## YOUR OBJECTIVE
Write out the listing below without alteration, omitting its pictures.

Data records:
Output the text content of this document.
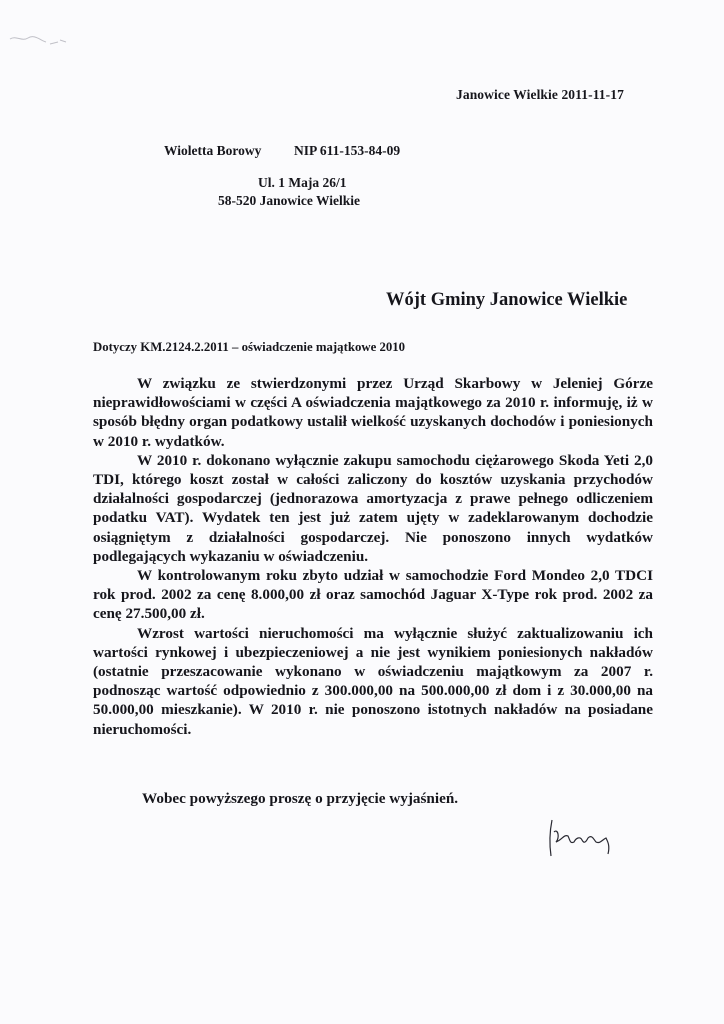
Janowice Wielkie 2011-11-17
Wioletta Borowy NIP 611-153-84-09
Ul. 1 Maja 26/1
58-520 Janowice Wielkie
Wójt Gminy Janowice Wielkie
Dotyczy KM.2124.2.2011 – oświadczenie majątkowe 2010

W związku ze stwierdzonymi przez Urząd Skarbowy w Jeleniej Górze nieprawidłowościami w części A oświadczenia majątkowego za 2010 r. informuję, iż w sposób błędny organ podatkowy ustalił wielkość uzyskanych dochodów i poniesionych w 2010 r. wydatków.

W 2010 r. dokonano wyłącznie zakupu samochodu ciężarowego Skoda Yeti 2,0 TDI, którego koszt został w całości zaliczony do kosztów uzyskania przychodów działalności gospodarczej (jednorazowa amortyzacja z prawe pełnego odliczeniem podatku VAT). Wydatek ten jest już zatem ujęty w zadeklarowanym dochodzie osiągniętym z działalności gospodarczej. Nie ponoszono innych wydatków podlegających wykazaniu w oświadczeniu.

W kontrolowanym roku zbyto udział w samochodzie Ford Mondeo 2,0 TDCI rok prod. 2002 za cenę 8.000,00 zł oraz samochód Jaguar X-Type rok prod. 2002 za cenę 27.500,00 zł.

Wzrost wartości nieruchomości ma wyłącznie służyć zaktualizowaniu ich wartości rynkowej i ubezpieczeniowej a nie jest wynikiem poniesionych nakładów (ostatnie przeszacowanie wykonano w oświadczeniu majątkowym za 2007 r. podnosząc wartość odpowiednio z 300.000,00 na 500.000,00 zł dom i z 30.000,00 na 50.000,00 mieszkanie). W 2010 r. nie ponoszono istotnych nakładów na posiadane nieruchomości.

Wobec powyższego proszę o przyjęcie wyjaśnień.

## PROBLEM SOLUTION
Output the text content of this document.
Janowice Wielkie 2011-11-17
Wioletta Borowy NIP 611-153-84-09
Ul. 1 Maja 26/1
58-520 Janowice Wielkie
Wójt Gminy Janowice Wielkie
Dotyczy KM.2124.2.2011 – oświadczenie majątkowe 2010

W związku ze stwierdzonymi przez Urząd Skarbowy w Jeleniej Górze nieprawidłowościami w części A oświadczenia majątkowego za 2010 r. informuję, iż w sposób błędny organ podatkowy ustalił wielkość uzyskanych dochodów i poniesionych w 2010 r. wydatków.

W 2010 r. dokonano wyłącznie zakupu samochodu ciężarowego Skoda Yeti 2,0 TDI, którego koszt został w całości zaliczony do kosztów uzyskania przychodów działalności gospodarczej (jednorazowa amortyzacja z prawe pełnego odliczeniem podatku VAT). Wydatek ten jest już zatem ujęty w zadeklarowanym dochodzie osiągniętym z działalności gospodarczej. Nie ponoszono innych wydatków podlegających wykazaniu w oświadczeniu.

W kontrolowanym roku zbyto udział w samochodzie Ford Mondeo 2,0 TDCI rok prod. 2002 za cenę 8.000,00 zł oraz samochód Jaguar X-Type rok prod. 2002 za cenę 27.500,00 zł.

Wzrost wartości nieruchomości ma wyłącznie służyć zaktualizowaniu ich wartości rynkowej i ubezpieczeniowej a nie jest wynikiem poniesionych nakładów (ostatnie przeszacowanie wykonano w oświadczeniu majątkowym za 2007 r. podnosząc wartość odpowiednio z 300.000,00 na 500.000,00 zł dom i z 30.000,00 na 50.000,00 mieszkanie). W 2010 r. nie ponoszono istotnych nakładów na posiadane nieruchomości.

Wobec powyższego proszę o przyjęcie wyjaśnień.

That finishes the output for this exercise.